PROBLEM DETAILS – Narrow the data below down to the lines containing "count".

SUPPLIED DATA –
------------------------

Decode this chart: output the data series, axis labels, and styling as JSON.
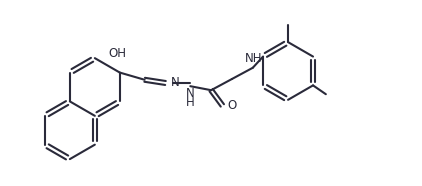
{
  "bg_color": "#ffffff",
  "line_color": "#2a2a3a",
  "line_width": 1.5,
  "font_size": 8.5,
  "figsize": [
    4.22,
    1.86
  ],
  "dpi": 100,
  "xlim": [
    0,
    10.5
  ],
  "ylim": [
    0,
    4.6
  ]
}
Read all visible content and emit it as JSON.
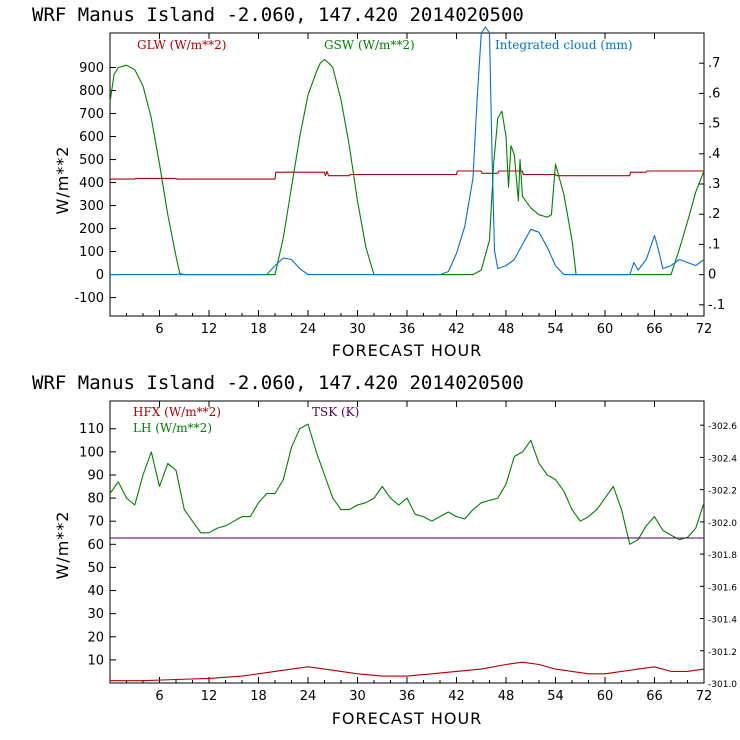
{
  "chart_data": [
    {
      "type": "line",
      "title": "WRF   Manus Island  -2.060, 147.420  2014020500",
      "xlabel": "FORECAST HOUR",
      "ylabel": "W/m**2",
      "xlim": [
        0,
        72
      ],
      "ylim": [
        -180,
        1050
      ],
      "y2lim": [
        -0.137,
        0.8
      ],
      "xticks": [
        "6",
        "12",
        "18",
        "24",
        "30",
        "36",
        "42",
        "48",
        "54",
        "60",
        "66",
        "72"
      ],
      "yticks": [
        "-100",
        "0",
        "100",
        "200",
        "300",
        "400",
        "500",
        "600",
        "700",
        "800",
        "900"
      ],
      "y2ticks": [
        "-.1",
        "0",
        ".1",
        ".2",
        ".3",
        ".4",
        ".5",
        ".6",
        ".7"
      ],
      "grid": false,
      "legend": "top",
      "series": [
        {
          "name": "GLW (W/m**2)",
          "color": "#b00000",
          "axis": "left",
          "x": [
            0,
            3,
            3.1,
            8,
            8.1,
            20,
            20.1,
            26,
            26.1,
            26.3,
            26.5,
            29,
            29.1,
            42,
            42.1,
            45,
            45.1,
            47,
            47.1,
            50,
            50.1,
            54,
            54.1,
            63,
            63.1,
            65,
            65.1,
            72
          ],
          "y": [
            415,
            415,
            418,
            418,
            415,
            415,
            445,
            445,
            430,
            448,
            430,
            430,
            435,
            435,
            450,
            450,
            440,
            440,
            450,
            450,
            435,
            435,
            430,
            430,
            445,
            445,
            450,
            450
          ]
        },
        {
          "name": "GSW (W/m**2)",
          "color": "#008000",
          "axis": "left",
          "x": [
            0,
            0.5,
            1,
            2,
            3,
            4,
            5,
            6,
            7,
            8,
            8.5,
            20,
            21,
            22,
            23,
            24,
            25,
            25.5,
            26,
            26.5,
            27,
            28,
            29,
            30,
            31,
            32,
            32.5,
            44,
            45,
            46,
            46.5,
            47,
            47.5,
            48,
            48.3,
            48.6,
            49,
            49.5,
            49.7,
            50,
            51,
            52,
            53,
            53.5,
            54,
            55,
            56,
            56.5,
            68,
            69,
            70,
            71,
            72
          ],
          "y": [
            750,
            870,
            900,
            910,
            890,
            820,
            680,
            480,
            260,
            80,
            0,
            0,
            160,
            380,
            600,
            780,
            880,
            920,
            935,
            920,
            900,
            760,
            560,
            320,
            120,
            0,
            0,
            0,
            20,
            150,
            480,
            680,
            710,
            600,
            380,
            560,
            520,
            320,
            500,
            340,
            290,
            260,
            250,
            260,
            480,
            350,
            150,
            0,
            0,
            110,
            230,
            360,
            450
          ]
        },
        {
          "name": "Integrated cloud (mm)",
          "color": "#0070d0",
          "axis": "right",
          "x": [
            0,
            8,
            8.5,
            9,
            19,
            20,
            21,
            22,
            23,
            24,
            40,
            41,
            42,
            43,
            44,
            44.5,
            45,
            45.5,
            46,
            46.3,
            46.6,
            47,
            48,
            49,
            50,
            51,
            52,
            53,
            54,
            55,
            63,
            63.5,
            64,
            65,
            66,
            66.5,
            67,
            68,
            69,
            70,
            71,
            72
          ],
          "y": [
            0,
            0,
            0.003,
            0,
            0,
            0.03,
            0.055,
            0.05,
            0.02,
            0,
            0,
            0.01,
            0.07,
            0.16,
            0.32,
            0.58,
            0.8,
            0.82,
            0.8,
            0.4,
            0.08,
            0.02,
            0.03,
            0.05,
            0.1,
            0.15,
            0.14,
            0.09,
            0.03,
            0,
            0,
            0.04,
            0.015,
            0.05,
            0.13,
            0.08,
            0.02,
            0.03,
            0.05,
            0.04,
            0.03,
            0.05
          ]
        }
      ]
    },
    {
      "type": "line",
      "title": "WRF   Manus Island  -2.060, 147.420  2014020500",
      "xlabel": "FORECAST HOUR",
      "ylabel": "W/m**2",
      "xlim": [
        0,
        72
      ],
      "ylim": [
        0,
        122
      ],
      "y2lim": [
        301.0,
        302.75
      ],
      "xticks": [
        "6",
        "12",
        "18",
        "24",
        "30",
        "36",
        "42",
        "48",
        "54",
        "60",
        "66",
        "72"
      ],
      "yticks": [
        "10",
        "20",
        "30",
        "40",
        "50",
        "60",
        "70",
        "80",
        "90",
        "100",
        "110"
      ],
      "y2ticks": [
        "301.0",
        "301.2",
        "301.4",
        "301.6",
        "301.8",
        "302.0",
        "302.2",
        "302.4",
        "302.6"
      ],
      "grid": false,
      "legend": "top-left",
      "series": [
        {
          "name": "HFX (W/m**2)",
          "color": "#b00000",
          "axis": "left",
          "x": [
            0,
            4,
            8,
            12,
            16,
            20,
            22,
            24,
            26,
            28,
            30,
            33,
            36,
            39,
            42,
            45,
            48,
            50,
            52,
            54,
            56,
            58,
            60,
            62,
            64,
            66,
            68,
            70,
            72
          ],
          "y": [
            1,
            1,
            1.5,
            2,
            3,
            5,
            6,
            7,
            6,
            5,
            4,
            3,
            3,
            4,
            5,
            6,
            8,
            9,
            8,
            6,
            5,
            4,
            4,
            5,
            6,
            7,
            5,
            5,
            6
          ]
        },
        {
          "name": "LH  (W/m**2)",
          "color": "#008000",
          "axis": "left",
          "x": [
            0,
            1,
            2,
            3,
            4,
            5,
            6,
            7,
            8,
            9,
            10,
            11,
            12,
            13,
            14,
            15,
            16,
            17,
            18,
            19,
            20,
            21,
            22,
            23,
            24,
            25,
            26,
            27,
            28,
            29,
            30,
            31,
            32,
            33,
            34,
            35,
            36,
            37,
            38,
            39,
            40,
            41,
            42,
            43,
            44,
            45,
            46,
            47,
            48,
            49,
            50,
            51,
            52,
            53,
            54,
            55,
            56,
            57,
            58,
            59,
            60,
            61,
            62,
            63,
            64,
            65,
            66,
            67,
            68,
            69,
            70,
            71,
            72
          ],
          "y": [
            82,
            87,
            80,
            77,
            90,
            100,
            85,
            95,
            92,
            75,
            70,
            65,
            65,
            67,
            68,
            70,
            72,
            72,
            78,
            82,
            82,
            88,
            102,
            110,
            112,
            100,
            90,
            80,
            75,
            75,
            77,
            78,
            80,
            85,
            80,
            77,
            80,
            73,
            72,
            70,
            72,
            74,
            72,
            71,
            75,
            78,
            79,
            80,
            86,
            98,
            100,
            105,
            95,
            90,
            88,
            83,
            75,
            70,
            72,
            75,
            80,
            85,
            75,
            60,
            62,
            68,
            72,
            66,
            64,
            62,
            63,
            67,
            78
          ]
        },
        {
          "name": "TSK (K)",
          "color": "#500060",
          "axis": "right",
          "x": [
            0,
            72
          ],
          "y": [
            301.9,
            301.9
          ]
        }
      ]
    }
  ]
}
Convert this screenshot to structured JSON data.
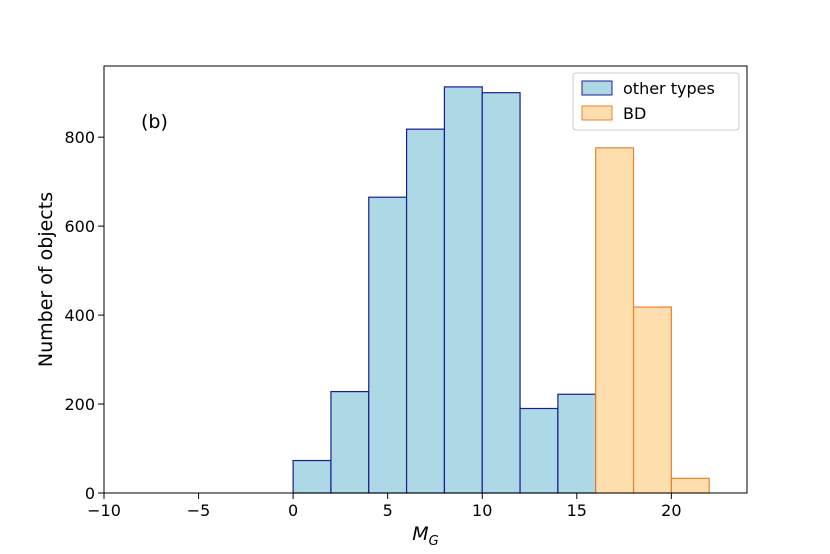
{
  "chart_data": {
    "type": "bar",
    "panel_label": "(b)",
    "xlabel_main": "M",
    "xlabel_sub": "G",
    "ylabel": "Number of objects",
    "xlim": [
      -10,
      24
    ],
    "ylim": [
      0,
      960
    ],
    "x_ticks": [
      {
        "value": -10,
        "label": "−10"
      },
      {
        "value": -5,
        "label": "−5"
      },
      {
        "value": 0,
        "label": "0"
      },
      {
        "value": 5,
        "label": "5"
      },
      {
        "value": 10,
        "label": "10"
      },
      {
        "value": 15,
        "label": "15"
      },
      {
        "value": 20,
        "label": "20"
      }
    ],
    "y_ticks": [
      {
        "value": 0,
        "label": "0"
      },
      {
        "value": 200,
        "label": "200"
      },
      {
        "value": 400,
        "label": "400"
      },
      {
        "value": 600,
        "label": "600"
      },
      {
        "value": 800,
        "label": "800"
      }
    ],
    "grid": false,
    "legend_position": "top-right",
    "series": [
      {
        "name": "other types",
        "fill": "#add8e6",
        "stroke": "#1c1c8c",
        "bins": [
          {
            "x0": 0,
            "x1": 2,
            "count": 73
          },
          {
            "x0": 2,
            "x1": 4,
            "count": 228
          },
          {
            "x0": 4,
            "x1": 6,
            "count": 665
          },
          {
            "x0": 6,
            "x1": 8,
            "count": 818
          },
          {
            "x0": 8,
            "x1": 10,
            "count": 913
          },
          {
            "x0": 10,
            "x1": 12,
            "count": 900
          },
          {
            "x0": 12,
            "x1": 14,
            "count": 190
          },
          {
            "x0": 14,
            "x1": 16,
            "count": 222
          }
        ]
      },
      {
        "name": "BD",
        "fill": "#ffdead",
        "stroke": "#e8822c",
        "bins": [
          {
            "x0": 16,
            "x1": 18,
            "count": 776
          },
          {
            "x0": 18,
            "x1": 20,
            "count": 418
          },
          {
            "x0": 20,
            "x1": 22,
            "count": 33
          }
        ]
      }
    ]
  }
}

------------------------

OUTPUT –
            "count": 73
            "count": 228
            "count": 665
            "count": 818
            "count": 913
            "count": 900
            "count": 190
            "count": 222
            "count": 776
            "count": 418
            "count": 33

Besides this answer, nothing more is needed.